■ **TASK REQUIREMENTS**
Write out every entry exactly as given, but omit the pictures.

■ **DATA LINES**
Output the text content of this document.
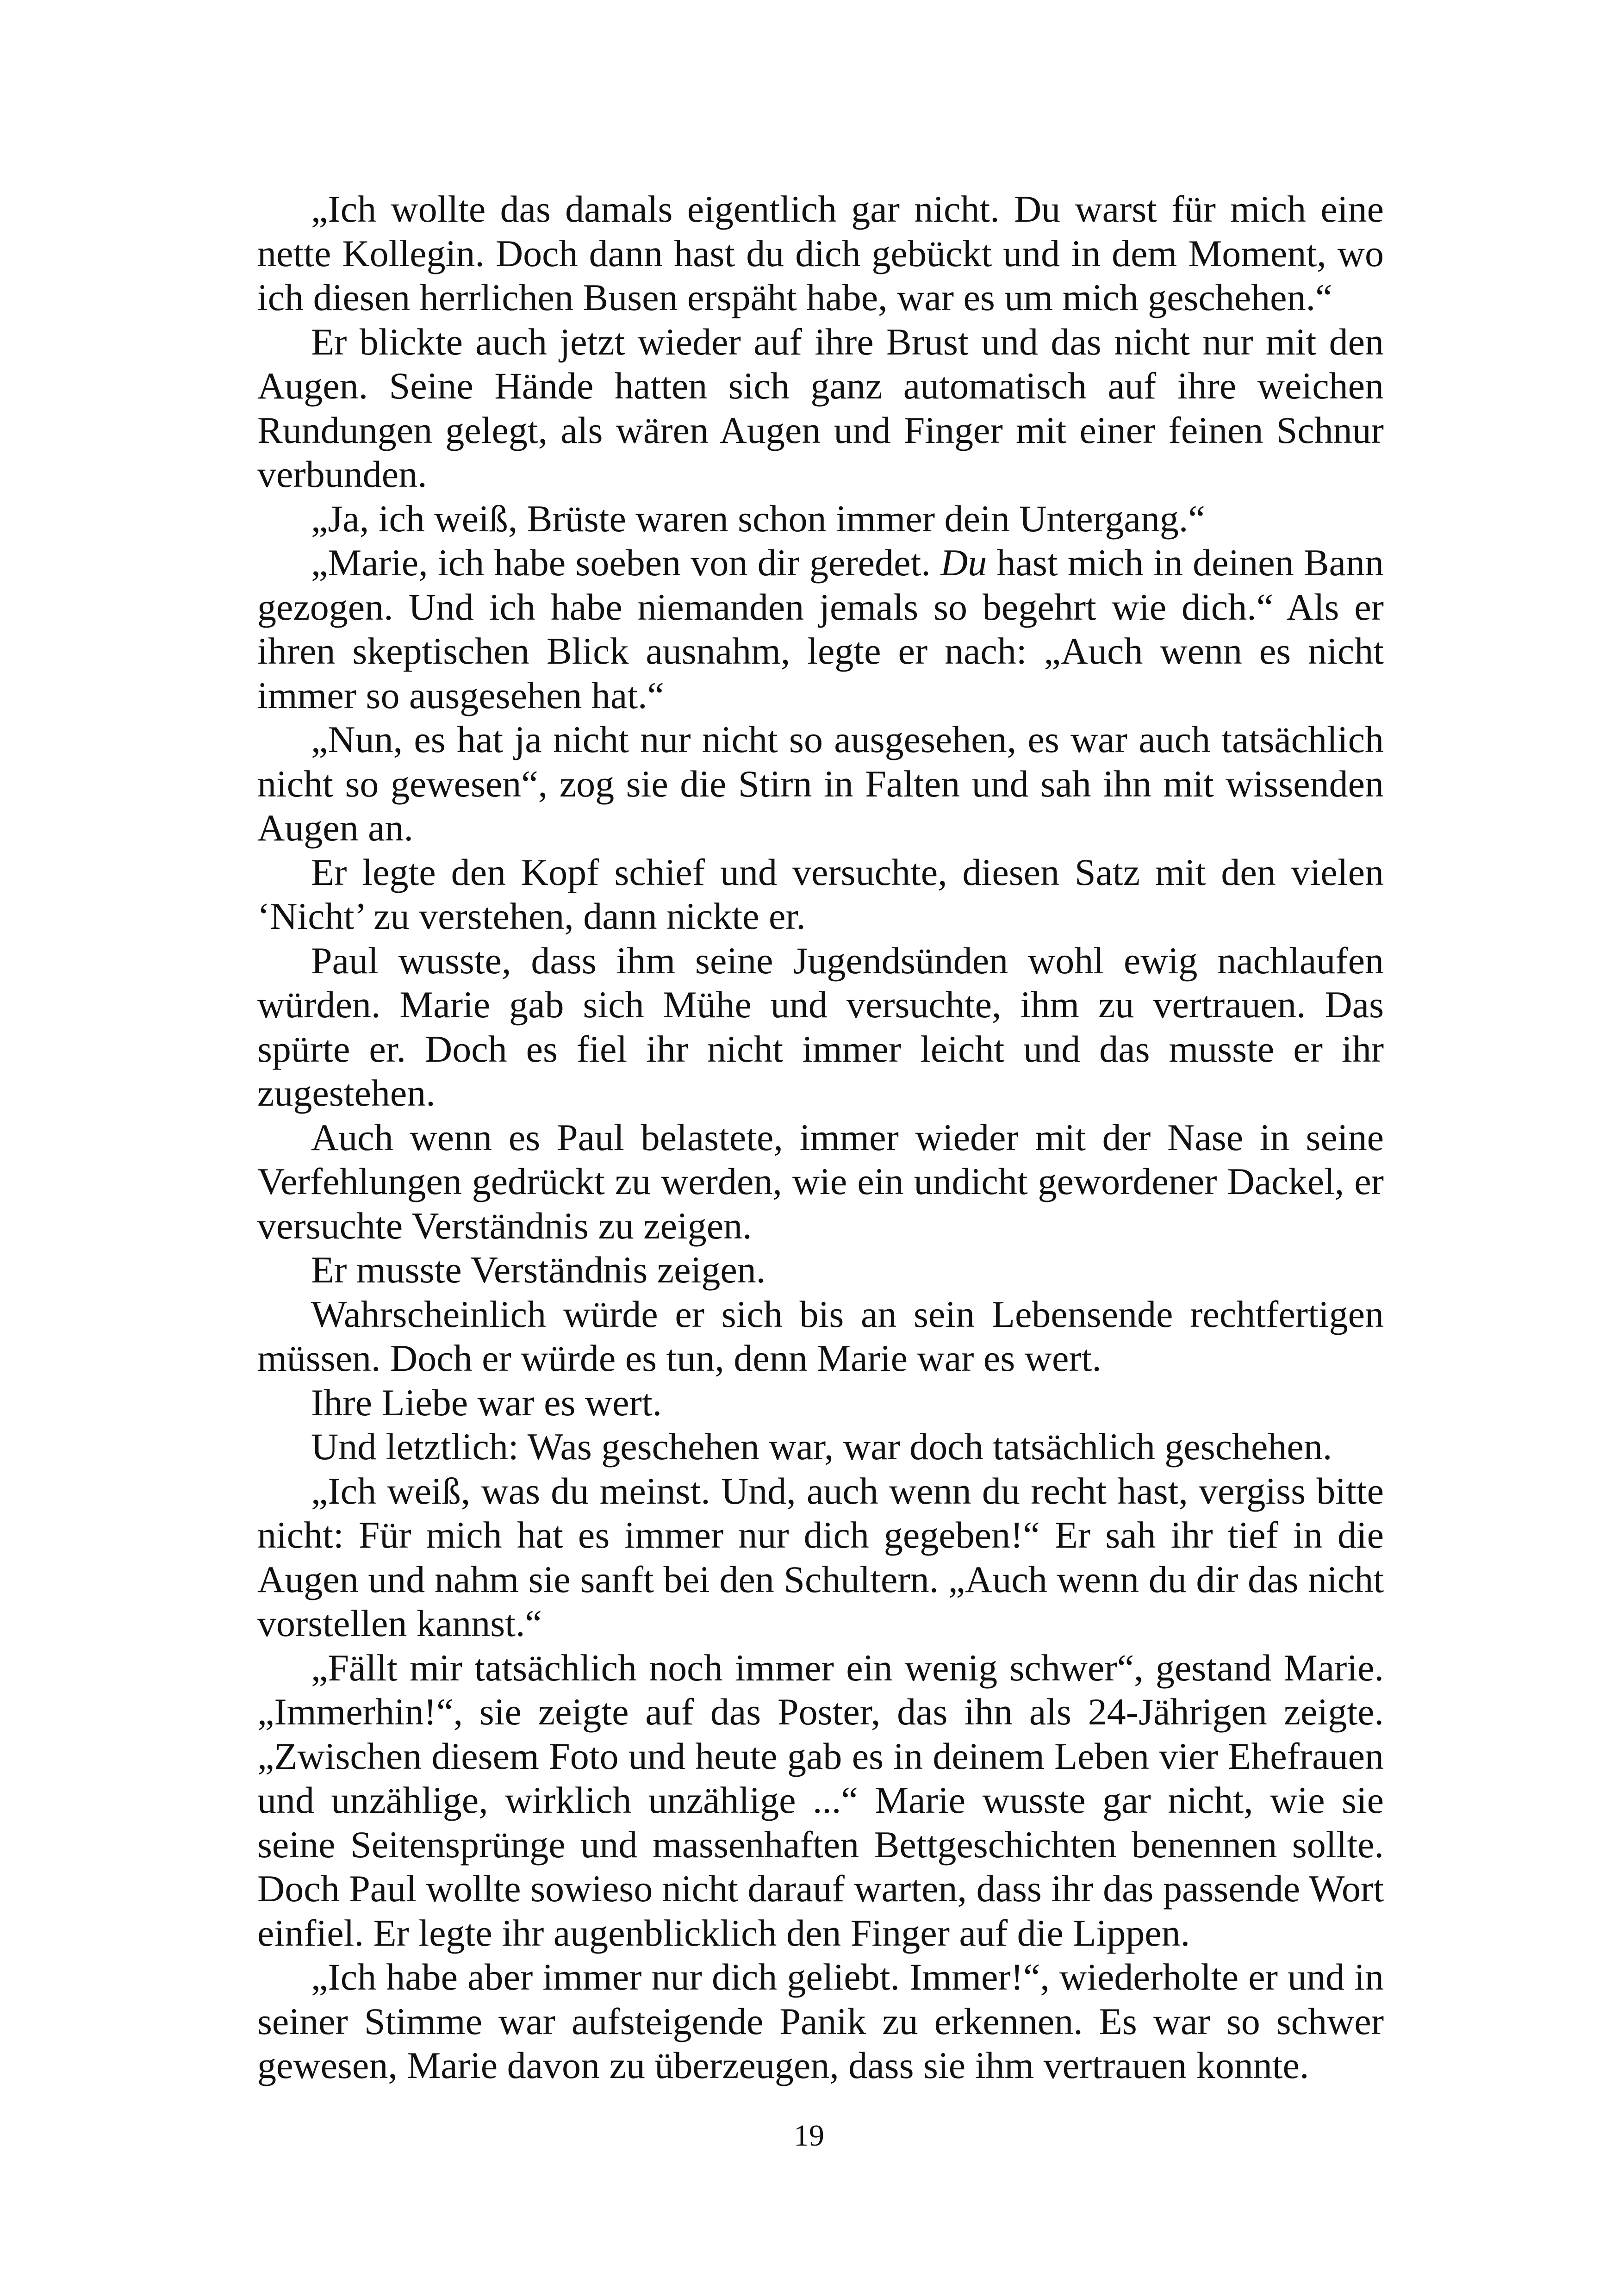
„Ich wollte das damals eigentlich gar nicht. Du warst für mich eine nette Kollegin. Doch dann hast du dich gebückt und in dem Moment, wo ich diesen herrlichen Busen erspäht habe, war es um mich geschehen.“

Er blickte auch jetzt wieder auf ihre Brust und das nicht nur mit den Augen. Seine Hände hatten sich ganz automatisch auf ihre weichen Rundungen gelegt, als wären Augen und Finger mit einer feinen Schnur verbunden.

„Ja, ich weiß, Brüste waren schon immer dein Untergang.“

„Marie, ich habe soeben von dir geredet. Du hast mich in deinen Bann gezogen. Und ich habe niemanden jemals so begehrt wie dich.“ Als er ihren skeptischen Blick ausnahm, legte er nach: „Auch wenn es nicht immer so ausgesehen hat.“

„Nun, es hat ja nicht nur nicht so ausgesehen, es war auch tatsächlich nicht so gewesen“, zog sie die Stirn in Falten und sah ihn mit wissenden Augen an.

Er legte den Kopf schief und versuchte, diesen Satz mit den vielen ‘Nicht’ zu verstehen, dann nickte er.

Paul wusste, dass ihm seine Jugendsünden wohl ewig nachlaufen würden. Marie gab sich Mühe und versuchte, ihm zu vertrauen. Das spürte er. Doch es fiel ihr nicht immer leicht und das musste er ihr zugestehen.

Auch wenn es Paul belastete, immer wieder mit der Nase in seine Verfehlungen gedrückt zu werden, wie ein undicht gewordener Dackel, er versuchte Verständnis zu zeigen.

Er musste Verständnis zeigen.

Wahrscheinlich würde er sich bis an sein Lebensende rechtfertigen müssen. Doch er würde es tun, denn Marie war es wert.

Ihre Liebe war es wert.

Und letztlich: Was geschehen war, war doch tatsächlich geschehen.

„Ich weiß, was du meinst. Und, auch wenn du recht hast, vergiss bitte nicht: Für mich hat es immer nur dich gegeben!“ Er sah ihr tief in die Augen und nahm sie sanft bei den Schultern. „Auch wenn du dir das nicht vorstellen kannst.“

„Fällt mir tatsächlich noch immer ein wenig schwer“, gestand Marie. „Immerhin!“, sie zeigte auf das Poster, das ihn als 24-Jährigen zeigte. „Zwischen diesem Foto und heute gab es in deinem Leben vier Ehefrauen und unzählige, wirklich unzählige ...“ Marie wusste gar nicht, wie sie seine Seitensprünge und massenhaften Bettgeschichten benennen sollte. Doch Paul wollte sowieso nicht darauf warten, dass ihr das passende Wort einfiel. Er legte ihr augenblicklich den Finger auf die Lippen.

„Ich habe aber immer nur dich geliebt. Immer!“, wiederholte er und in seiner Stimme war aufsteigende Panik zu erkennen. Es war so schwer gewesen, Marie davon zu überzeugen, dass sie ihm vertrauen konnte.

19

■ **SOLUTION TO THIS TASK**
Output the text content of this document.
„Ich wollte das damals eigentlich gar nicht. Du warst für mich eine nette Kollegin. Doch dann hast du dich gebückt und in dem Moment, wo ich diesen herrlichen Busen erspäht habe, war es um mich geschehen.“

Er blickte auch jetzt wieder auf ihre Brust und das nicht nur mit den Augen. Seine Hände hatten sich ganz automatisch auf ihre weichen Rundungen gelegt, als wären Augen und Finger mit einer feinen Schnur verbunden.

„Ja, ich weiß, Brüste waren schon immer dein Untergang.“

„Marie, ich habe soeben von dir geredet. Du hast mich in deinen Bann gezogen. Und ich habe niemanden jemals so begehrt wie dich.“ Als er ihren skeptischen Blick ausnahm, legte er nach: „Auch wenn es nicht immer so ausgesehen hat.“

„Nun, es hat ja nicht nur nicht so ausgesehen, es war auch tatsächlich nicht so gewesen“, zog sie die Stirn in Falten und sah ihn mit wissenden Augen an.

Er legte den Kopf schief und versuchte, diesen Satz mit den vielen ‘Nicht’ zu verstehen, dann nickte er.

Paul wusste, dass ihm seine Jugendsünden wohl ewig nachlaufen würden. Marie gab sich Mühe und versuchte, ihm zu vertrauen. Das spürte er. Doch es fiel ihr nicht immer leicht und das musste er ihr zugestehen.

Auch wenn es Paul belastete, immer wieder mit der Nase in seine Verfehlungen gedrückt zu werden, wie ein undicht gewordener Dackel, er versuchte Verständnis zu zeigen.

Er musste Verständnis zeigen.

Wahrscheinlich würde er sich bis an sein Lebensende rechtfertigen müssen. Doch er würde es tun, denn Marie war es wert.

Ihre Liebe war es wert.

Und letztlich: Was geschehen war, war doch tatsächlich geschehen.

„Ich weiß, was du meinst. Und, auch wenn du recht hast, vergiss bitte nicht: Für mich hat es immer nur dich gegeben!“ Er sah ihr tief in die Augen und nahm sie sanft bei den Schultern. „Auch wenn du dir das nicht vorstellen kannst.“

„Fällt mir tatsächlich noch immer ein wenig schwer“, gestand Marie. „Immerhin!“, sie zeigte auf das Poster, das ihn als 24-Jährigen zeigte. „Zwischen diesem Foto und heute gab es in deinem Leben vier Ehefrauen und unzählige, wirklich unzählige ...“ Marie wusste gar nicht, wie sie seine Seitensprünge und massenhaften Bettgeschichten benennen sollte. Doch Paul wollte sowieso nicht darauf warten, dass ihr das passende Wort einfiel. Er legte ihr augenblicklich den Finger auf die Lippen.

„Ich habe aber immer nur dich geliebt. Immer!“, wiederholte er und in seiner Stimme war aufsteigende Panik zu erkennen. Es war so schwer gewesen, Marie davon zu überzeugen, dass sie ihm vertrauen konnte.

19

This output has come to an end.